start Stored rows
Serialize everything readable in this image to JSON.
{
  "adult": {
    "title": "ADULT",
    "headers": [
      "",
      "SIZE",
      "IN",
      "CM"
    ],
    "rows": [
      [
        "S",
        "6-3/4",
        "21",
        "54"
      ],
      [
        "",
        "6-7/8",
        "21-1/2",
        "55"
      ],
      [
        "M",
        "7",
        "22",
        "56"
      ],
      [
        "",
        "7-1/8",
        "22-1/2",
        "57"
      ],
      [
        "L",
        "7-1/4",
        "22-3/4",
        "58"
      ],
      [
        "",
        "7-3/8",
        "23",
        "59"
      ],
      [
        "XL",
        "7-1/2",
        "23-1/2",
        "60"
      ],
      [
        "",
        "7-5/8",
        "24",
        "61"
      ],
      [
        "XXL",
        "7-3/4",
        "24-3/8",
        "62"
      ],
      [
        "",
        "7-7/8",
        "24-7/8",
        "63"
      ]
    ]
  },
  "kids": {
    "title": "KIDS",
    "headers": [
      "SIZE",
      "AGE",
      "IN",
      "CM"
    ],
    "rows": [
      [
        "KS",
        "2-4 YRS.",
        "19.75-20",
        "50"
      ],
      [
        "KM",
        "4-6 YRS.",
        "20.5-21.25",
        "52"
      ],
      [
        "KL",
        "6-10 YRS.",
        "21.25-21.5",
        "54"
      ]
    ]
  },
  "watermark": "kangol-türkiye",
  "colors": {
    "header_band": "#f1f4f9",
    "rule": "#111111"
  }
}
end Stored rows
What is expected: Your task is to repeat the data exactly; please include every line.

Worked solution:
Serialize everything readable in this image to JSON.
{
  "adult": {
    "title": "ADULT",
    "headers": [
      "",
      "SIZE",
      "IN",
      "CM"
    ],
    "rows": [
      [
        "S",
        "6-3/4",
        "21",
        "54"
      ],
      [
        "",
        "6-7/8",
        "21-1/2",
        "55"
      ],
      [
        "M",
        "7",
        "22",
        "56"
      ],
      [
        "",
        "7-1/8",
        "22-1/2",
        "57"
      ],
      [
        "L",
        "7-1/4",
        "22-3/4",
        "58"
      ],
      [
        "",
        "7-3/8",
        "23",
        "59"
      ],
      [
        "XL",
        "7-1/2",
        "23-1/2",
        "60"
      ],
      [
        "",
        "7-5/8",
        "24",
        "61"
      ],
      [
        "XXL",
        "7-3/4",
        "24-3/8",
        "62"
      ],
      [
        "",
        "7-7/8",
        "24-7/8",
        "63"
      ]
    ]
  },
  "kids": {
    "title": "KIDS",
    "headers": [
      "SIZE",
      "AGE",
      "IN",
      "CM"
    ],
    "rows": [
      [
        "KS",
        "2-4 YRS.",
        "19.75-20",
        "50"
      ],
      [
        "KM",
        "4-6 YRS.",
        "20.5-21.25",
        "52"
      ],
      [
        "KL",
        "6-10 YRS.",
        "21.25-21.5",
        "54"
      ]
    ]
  },
  "watermark": "kangol-türkiye",
  "colors": {
    "header_band": "#f1f4f9",
    "rule": "#111111"
  }
}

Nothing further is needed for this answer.